Quote all entries exactly, leaving pictures aside.

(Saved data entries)
====

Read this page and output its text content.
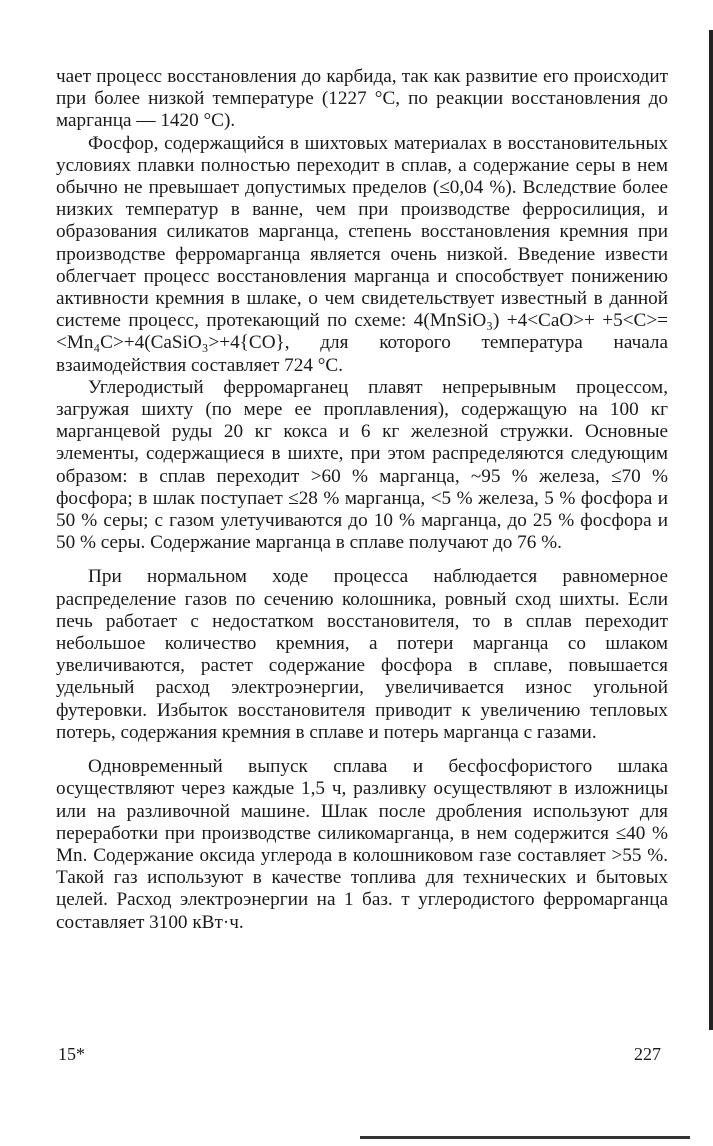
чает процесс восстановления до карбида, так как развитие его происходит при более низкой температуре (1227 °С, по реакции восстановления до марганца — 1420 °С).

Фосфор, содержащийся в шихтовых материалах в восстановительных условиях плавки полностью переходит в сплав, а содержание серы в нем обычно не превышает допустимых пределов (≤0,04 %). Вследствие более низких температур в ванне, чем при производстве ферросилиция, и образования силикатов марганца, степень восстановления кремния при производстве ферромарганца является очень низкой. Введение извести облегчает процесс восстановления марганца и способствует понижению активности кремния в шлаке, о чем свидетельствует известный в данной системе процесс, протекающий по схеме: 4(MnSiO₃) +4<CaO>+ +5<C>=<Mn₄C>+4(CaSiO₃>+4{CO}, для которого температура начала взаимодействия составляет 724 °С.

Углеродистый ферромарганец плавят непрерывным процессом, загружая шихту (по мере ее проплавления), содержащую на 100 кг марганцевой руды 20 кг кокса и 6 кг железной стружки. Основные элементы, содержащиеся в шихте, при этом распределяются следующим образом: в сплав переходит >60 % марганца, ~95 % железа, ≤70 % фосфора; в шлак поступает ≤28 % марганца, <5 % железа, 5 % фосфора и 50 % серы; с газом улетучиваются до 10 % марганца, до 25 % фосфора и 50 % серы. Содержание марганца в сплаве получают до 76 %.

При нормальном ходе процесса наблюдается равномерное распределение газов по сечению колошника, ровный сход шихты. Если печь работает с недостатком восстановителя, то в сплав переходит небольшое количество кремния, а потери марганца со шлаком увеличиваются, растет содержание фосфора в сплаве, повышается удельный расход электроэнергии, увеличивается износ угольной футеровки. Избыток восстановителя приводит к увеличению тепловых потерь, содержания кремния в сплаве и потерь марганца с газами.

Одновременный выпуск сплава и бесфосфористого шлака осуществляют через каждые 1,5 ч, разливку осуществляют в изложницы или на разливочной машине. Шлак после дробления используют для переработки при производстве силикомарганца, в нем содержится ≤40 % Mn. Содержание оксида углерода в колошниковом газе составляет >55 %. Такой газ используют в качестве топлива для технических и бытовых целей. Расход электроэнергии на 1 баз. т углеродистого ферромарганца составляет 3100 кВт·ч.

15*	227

====

_RESPONSE BELOW_:
Read this page and output its text content.
чает процесс восстановления до карбида, так как развитие его происходит при более низкой температуре (1227 °С, по реакции восстановления до марганца — 1420 °С).

Фосфор, содержащийся в шихтовых материалах в восстановительных условиях плавки полностью переходит в сплав, а содержание серы в нем обычно не превышает допустимых пределов (≤0,04 %). Вследствие более низких температур в ванне, чем при производстве ферросилиция, и образования силикатов марганца, степень восстановления кремния при производстве ферромарганца является очень низкой. Введение извести облегчает процесс восстановления марганца и способствует понижению активности кремния в шлаке, о чем свидетельствует известный в данной системе процесс, протекающий по схеме: 4(MnSiO₃) +4<CaO>+ +5<C>=<Mn₄C>+4(CaSiO₃>+4{CO}, для которого температура начала взаимодействия составляет 724 °С.

Углеродистый ферромарганец плавят непрерывным процессом, загружая шихту (по мере ее проплавления), содержащую на 100 кг марганцевой руды 20 кг кокса и 6 кг железной стружки. Основные элементы, содержащиеся в шихте, при этом распределяются следующим образом: в сплав переходит >60 % марганца, ~95 % железа, ≤70 % фосфора; в шлак поступает ≤28 % марганца, <5 % железа, 5 % фосфора и 50 % серы; с газом улетучиваются до 10 % марганца, до 25 % фосфора и 50 % серы. Содержание марганца в сплаве получают до 76 %.

При нормальном ходе процесса наблюдается равномерное распределение газов по сечению колошника, ровный сход шихты. Если печь работает с недостатком восстановителя, то в сплав переходит небольшое количество кремния, а потери марганца со шлаком увеличиваются, растет содержание фосфора в сплаве, повышается удельный расход электроэнергии, увеличивается износ угольной футеровки. Избыток восстановителя приводит к увеличению тепловых потерь, содержания кремния в сплаве и потерь марганца с газами.

Одновременный выпуск сплава и бесфосфористого шлака осуществляют через каждые 1,5 ч, разливку осуществляют в изложницы или на разливочной машине. Шлак после дробления используют для переработки при производстве силикомарганца, в нем содержится ≤40 % Mn. Содержание оксида углерода в колошниковом газе составляет >55 %. Такой газ используют в качестве топлива для технических и бытовых целей. Расход электроэнергии на 1 баз. т углеродистого ферромарганца составляет 3100 кВт·ч.

15*	227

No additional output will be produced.